- [O QUE PRODUZIR]: Redigite todas as entradas a seguir, linha por linha, sem nenhuma alteração.

• • • • • • •

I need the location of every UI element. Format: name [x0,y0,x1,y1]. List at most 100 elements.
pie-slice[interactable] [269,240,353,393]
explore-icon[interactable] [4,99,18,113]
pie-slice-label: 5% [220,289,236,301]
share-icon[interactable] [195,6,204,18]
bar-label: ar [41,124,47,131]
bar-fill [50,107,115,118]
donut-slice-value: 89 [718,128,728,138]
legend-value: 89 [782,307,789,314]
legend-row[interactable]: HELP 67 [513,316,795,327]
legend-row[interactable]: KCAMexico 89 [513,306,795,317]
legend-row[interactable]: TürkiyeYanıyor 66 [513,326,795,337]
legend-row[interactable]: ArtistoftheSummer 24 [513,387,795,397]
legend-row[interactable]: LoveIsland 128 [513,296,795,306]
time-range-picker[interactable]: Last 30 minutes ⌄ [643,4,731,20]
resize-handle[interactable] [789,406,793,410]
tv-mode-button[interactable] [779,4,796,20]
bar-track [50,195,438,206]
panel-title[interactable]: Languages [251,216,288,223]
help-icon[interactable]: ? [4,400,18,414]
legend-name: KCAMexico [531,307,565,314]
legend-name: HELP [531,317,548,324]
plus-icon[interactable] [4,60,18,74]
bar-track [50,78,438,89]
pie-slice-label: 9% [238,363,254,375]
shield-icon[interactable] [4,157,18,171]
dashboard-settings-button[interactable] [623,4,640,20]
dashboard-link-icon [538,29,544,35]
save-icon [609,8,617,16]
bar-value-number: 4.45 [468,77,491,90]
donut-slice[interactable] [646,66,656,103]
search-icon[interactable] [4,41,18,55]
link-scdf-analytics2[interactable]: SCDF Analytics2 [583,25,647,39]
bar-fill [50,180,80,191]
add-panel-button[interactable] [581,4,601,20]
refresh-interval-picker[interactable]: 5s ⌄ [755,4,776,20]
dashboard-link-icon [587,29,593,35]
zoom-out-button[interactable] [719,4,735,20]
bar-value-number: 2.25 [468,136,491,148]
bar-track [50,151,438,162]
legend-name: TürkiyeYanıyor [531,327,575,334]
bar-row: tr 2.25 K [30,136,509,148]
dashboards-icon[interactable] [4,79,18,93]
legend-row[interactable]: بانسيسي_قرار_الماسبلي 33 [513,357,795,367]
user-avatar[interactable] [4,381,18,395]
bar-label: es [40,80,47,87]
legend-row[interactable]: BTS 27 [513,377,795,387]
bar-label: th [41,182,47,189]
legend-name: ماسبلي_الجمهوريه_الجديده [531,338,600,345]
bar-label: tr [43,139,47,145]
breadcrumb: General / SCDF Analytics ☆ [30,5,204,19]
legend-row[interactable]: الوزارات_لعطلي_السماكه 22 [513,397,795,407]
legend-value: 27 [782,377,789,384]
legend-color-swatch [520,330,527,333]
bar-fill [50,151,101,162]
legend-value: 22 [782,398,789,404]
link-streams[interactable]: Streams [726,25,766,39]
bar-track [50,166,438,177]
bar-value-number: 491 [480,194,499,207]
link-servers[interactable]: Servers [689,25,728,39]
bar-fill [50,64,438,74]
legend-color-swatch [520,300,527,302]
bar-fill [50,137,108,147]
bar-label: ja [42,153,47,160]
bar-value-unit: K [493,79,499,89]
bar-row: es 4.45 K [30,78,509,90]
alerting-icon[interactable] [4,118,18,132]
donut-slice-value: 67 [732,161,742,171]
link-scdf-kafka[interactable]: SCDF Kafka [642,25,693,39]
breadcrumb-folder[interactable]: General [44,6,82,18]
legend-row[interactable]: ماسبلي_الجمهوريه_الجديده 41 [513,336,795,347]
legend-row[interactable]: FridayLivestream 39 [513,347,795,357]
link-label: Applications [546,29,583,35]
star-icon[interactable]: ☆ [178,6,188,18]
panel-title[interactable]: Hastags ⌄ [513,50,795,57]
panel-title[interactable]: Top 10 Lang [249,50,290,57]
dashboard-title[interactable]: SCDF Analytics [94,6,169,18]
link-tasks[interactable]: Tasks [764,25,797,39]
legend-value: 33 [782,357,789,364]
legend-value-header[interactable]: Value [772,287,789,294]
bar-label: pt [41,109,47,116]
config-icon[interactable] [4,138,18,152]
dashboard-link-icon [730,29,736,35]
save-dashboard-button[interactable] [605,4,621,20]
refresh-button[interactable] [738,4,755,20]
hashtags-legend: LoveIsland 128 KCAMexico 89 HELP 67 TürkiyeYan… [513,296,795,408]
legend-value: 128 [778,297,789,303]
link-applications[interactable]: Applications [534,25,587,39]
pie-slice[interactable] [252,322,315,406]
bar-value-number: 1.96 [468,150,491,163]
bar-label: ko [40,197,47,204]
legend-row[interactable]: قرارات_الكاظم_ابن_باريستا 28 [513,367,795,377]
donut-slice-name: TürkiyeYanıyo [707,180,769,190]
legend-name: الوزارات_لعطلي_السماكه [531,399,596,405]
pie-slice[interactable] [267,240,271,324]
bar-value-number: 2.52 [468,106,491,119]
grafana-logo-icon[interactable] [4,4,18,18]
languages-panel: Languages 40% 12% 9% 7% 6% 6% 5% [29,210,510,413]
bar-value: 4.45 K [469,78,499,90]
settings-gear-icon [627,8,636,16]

• • • • • • •

- [SOLUÇÃO DO EXERCÍCIO]:
I need the location of every UI element. Format: name [x0,y0,x1,y1]. List at most 100 elements.
pie-slice[interactable] [269,240,353,393]
explore-icon[interactable] [4,99,18,113]
pie-slice-label: 5% [220,289,236,301]
share-icon[interactable] [195,6,204,18]
bar-label: ar [41,124,47,131]
bar-fill [50,107,115,118]
donut-slice-value: 89 [718,128,728,138]
legend-value: 89 [782,307,789,314]
legend-row[interactable]: HELP 67 [513,316,795,327]
legend-row[interactable]: KCAMexico 89 [513,306,795,317]
legend-row[interactable]: TürkiyeYanıyor 66 [513,326,795,337]
legend-row[interactable]: ArtistoftheSummer 24 [513,387,795,397]
legend-row[interactable]: LoveIsland 128 [513,296,795,306]
time-range-picker[interactable]: Last 30 minutes ⌄ [643,4,731,20]
resize-handle[interactable] [789,406,793,410]
tv-mode-button[interactable] [779,4,796,20]
bar-track [50,195,438,206]
panel-title[interactable]: Languages [251,216,288,223]
help-icon[interactable]: ? [4,400,18,414]
legend-name: KCAMexico [531,307,565,314]
legend-name: HELP [531,317,548,324]
plus-icon[interactable] [4,60,18,74]
bar-track [50,78,438,89]
pie-slice-label: 9% [238,363,254,375]
shield-icon[interactable] [4,157,18,171]
dashboard-settings-button[interactable] [623,4,640,20]
dashboard-link-icon [538,29,544,35]
save-icon [609,8,617,16]
bar-value-number: 4.45 [468,77,491,90]
donut-slice[interactable] [646,66,656,103]
search-icon[interactable] [4,41,18,55]
link-scdf-analytics2[interactable]: SCDF Analytics2 [583,25,647,39]
bar-fill [50,180,80,191]
add-panel-button[interactable] [581,4,601,20]
refresh-interval-picker[interactable]: 5s ⌄ [755,4,776,20]
dashboard-link-icon [587,29,593,35]
zoom-out-button[interactable] [719,4,735,20]
bar-value-number: 2.25 [468,136,491,148]
bar-track [50,151,438,162]
legend-name: TürkiyeYanıyor [531,327,575,334]
bar-row: tr 2.25 K [30,136,509,148]
dashboards-icon[interactable] [4,79,18,93]
legend-row[interactable]: بانسيسي_قرار_الماسبلي 33 [513,357,795,367]
user-avatar[interactable] [4,381,18,395]
bar-label: es [40,80,47,87]
legend-row[interactable]: BTS 27 [513,377,795,387]
bar-label: th [41,182,47,189]
legend-name: ماسبلي_الجمهوريه_الجديده [531,338,600,345]
bar-label: tr [43,139,47,145]
breadcrumb: General / SCDF Analytics ☆ [30,5,204,19]
legend-row[interactable]: الوزارات_لعطلي_السماكه 22 [513,397,795,407]
legend-value: 27 [782,377,789,384]
legend-color-swatch [520,330,527,333]
bar-fill [50,151,101,162]
legend-value: 22 [782,398,789,404]
link-streams[interactable]: Streams [726,25,766,39]
bar-track [50,166,438,177]
bar-value-number: 491 [480,194,499,207]
link-servers[interactable]: Servers [689,25,728,39]
bar-fill [50,64,438,74]
legend-color-swatch [520,300,527,302]
bar-fill [50,137,108,147]
bar-label: ja [42,153,47,160]
bar-value-unit: K [493,79,499,89]
bar-row: es 4.45 K [30,78,509,90]
alerting-icon[interactable] [4,118,18,132]
donut-slice-value: 67 [732,161,742,171]
link-scdf-kafka[interactable]: SCDF Kafka [642,25,693,39]
breadcrumb-folder[interactable]: General [44,6,82,18]
legend-row[interactable]: ماسبلي_الجمهوريه_الجديده 41 [513,336,795,347]
legend-row[interactable]: FridayLivestream 39 [513,347,795,357]
link-label: Applications [546,29,583,35]
star-icon[interactable]: ☆ [178,6,188,18]
panel-title[interactable]: Hastags ⌄ [513,50,795,57]
panel-title[interactable]: Top 10 Lang [249,50,290,57]
dashboard-title[interactable]: SCDF Analytics [94,6,169,18]
link-tasks[interactable]: Tasks [764,25,797,39]
legend-value: 33 [782,357,789,364]
legend-value-header[interactable]: Value [772,287,789,294]
bar-label: pt [41,109,47,116]
config-icon[interactable] [4,138,18,152]
dashboard-link-icon [730,29,736,35]
save-dashboard-button[interactable] [605,4,621,20]
refresh-button[interactable] [738,4,755,20]
hashtags-legend: LoveIsland 128 KCAMexico 89 HELP 67 TürkiyeYan… [513,296,795,408]
legend-value: 128 [778,297,789,303]
link-applications[interactable]: Applications [534,25,587,39]
pie-slice[interactable] [252,322,315,406]
bar-value-number: 1.96 [468,150,491,163]
bar-label: ko [40,197,47,204]
legend-row[interactable]: قرارات_الكاظم_ابن_باريستا 28 [513,367,795,377]
donut-slice-name: TürkiyeYanıyo [707,180,769,190]
legend-name: الوزارات_لعطلي_السماكه [531,399,596,405]
pie-slice[interactable] [267,240,271,324]
bar-value-number: 2.52 [468,106,491,119]
grafana-logo-icon[interactable] [4,4,18,18]
languages-panel: Languages 40% 12% 9% 7% 6% 6% 5% [29,210,510,413]
bar-value: 4.45 K [469,78,499,90]
settings-gear-icon [627,8,636,16]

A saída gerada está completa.